### [THE EXERCISE]
Your task is to copy the listing exactly, with the pictures left out.

### [PROVIDED RECORDS]

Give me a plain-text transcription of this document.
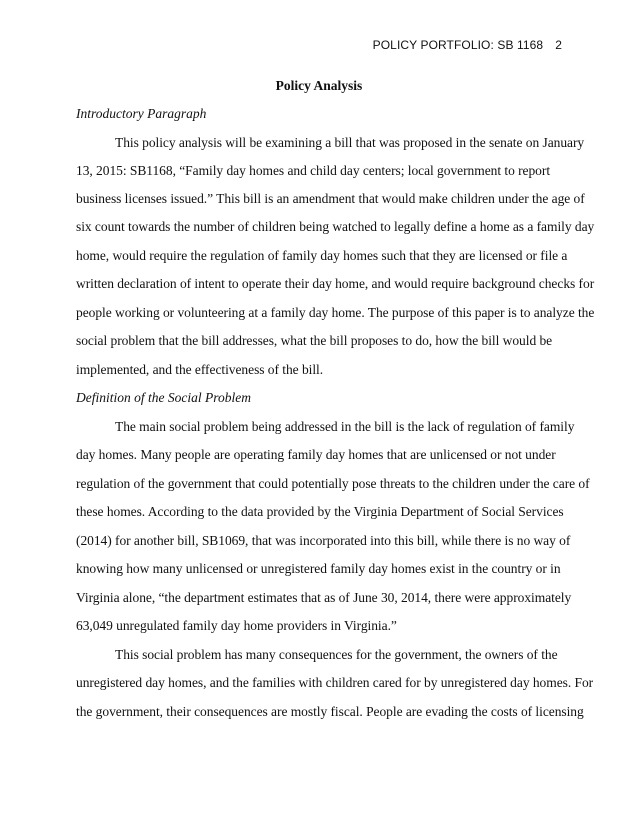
POLICY PORTFOLIO: SB 1168 2
Policy Analysis
Introductory Paragraph
This policy analysis will be examining a bill that was proposed in the senate on January
13, 2015: SB1168, “Family day homes and child day centers; local government to report
business licenses issued.” This bill is an amendment that would make children under the age of
six count towards the number of children being watched to legally define a home as a family day
home, would require the regulation of family day homes such that they are licensed or file a
written declaration of intent to operate their day home, and would require background checks for
people working or volunteering at a family day home. The purpose of this paper is to analyze the
social problem that the bill addresses, what the bill proposes to do, how the bill would be
implemented, and the effectiveness of the bill.
Definition of the Social Problem
The main social problem being addressed in the bill is the lack of regulation of family
day homes. Many people are operating family day homes that are unlicensed or not under
regulation of the government that could potentially pose threats to the children under the care of
these homes. According to the data provided by the Virginia Department of Social Services
(2014) for another bill, SB1069, that was incorporated into this bill, while there is no way of
knowing how many unlicensed or unregistered family day homes exist in the country or in
Virginia alone, “the department estimates that as of June 30, 2014, there were approximately
63,049 unregulated family day home providers in Virginia.”
This social problem has many consequences for the government, the owners of the
unregistered day homes, and the families with children cared for by unregistered day homes. For
the government, their consequences are mostly fiscal. People are evading the costs of licensing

### [ANSWER TO THIS TASK]
Give me a plain-text transcription of this document.
POLICY PORTFOLIO: SB 1168 2
Policy Analysis
Introductory Paragraph
This policy analysis will be examining a bill that was proposed in the senate on January
13, 2015: SB1168, “Family day homes and child day centers; local government to report
business licenses issued.” This bill is an amendment that would make children under the age of
six count towards the number of children being watched to legally define a home as a family day
home, would require the regulation of family day homes such that they are licensed or file a
written declaration of intent to operate their day home, and would require background checks for
people working or volunteering at a family day home. The purpose of this paper is to analyze the
social problem that the bill addresses, what the bill proposes to do, how the bill would be
implemented, and the effectiveness of the bill.
Definition of the Social Problem
The main social problem being addressed in the bill is the lack of regulation of family
day homes. Many people are operating family day homes that are unlicensed or not under
regulation of the government that could potentially pose threats to the children under the care of
these homes. According to the data provided by the Virginia Department of Social Services
(2014) for another bill, SB1069, that was incorporated into this bill, while there is no way of
knowing how many unlicensed or unregistered family day homes exist in the country or in
Virginia alone, “the department estimates that as of June 30, 2014, there were approximately
63,049 unregulated family day home providers in Virginia.”
This social problem has many consequences for the government, the owners of the
unregistered day homes, and the families with children cared for by unregistered day homes. For
the government, their consequences are mostly fiscal. People are evading the costs of licensing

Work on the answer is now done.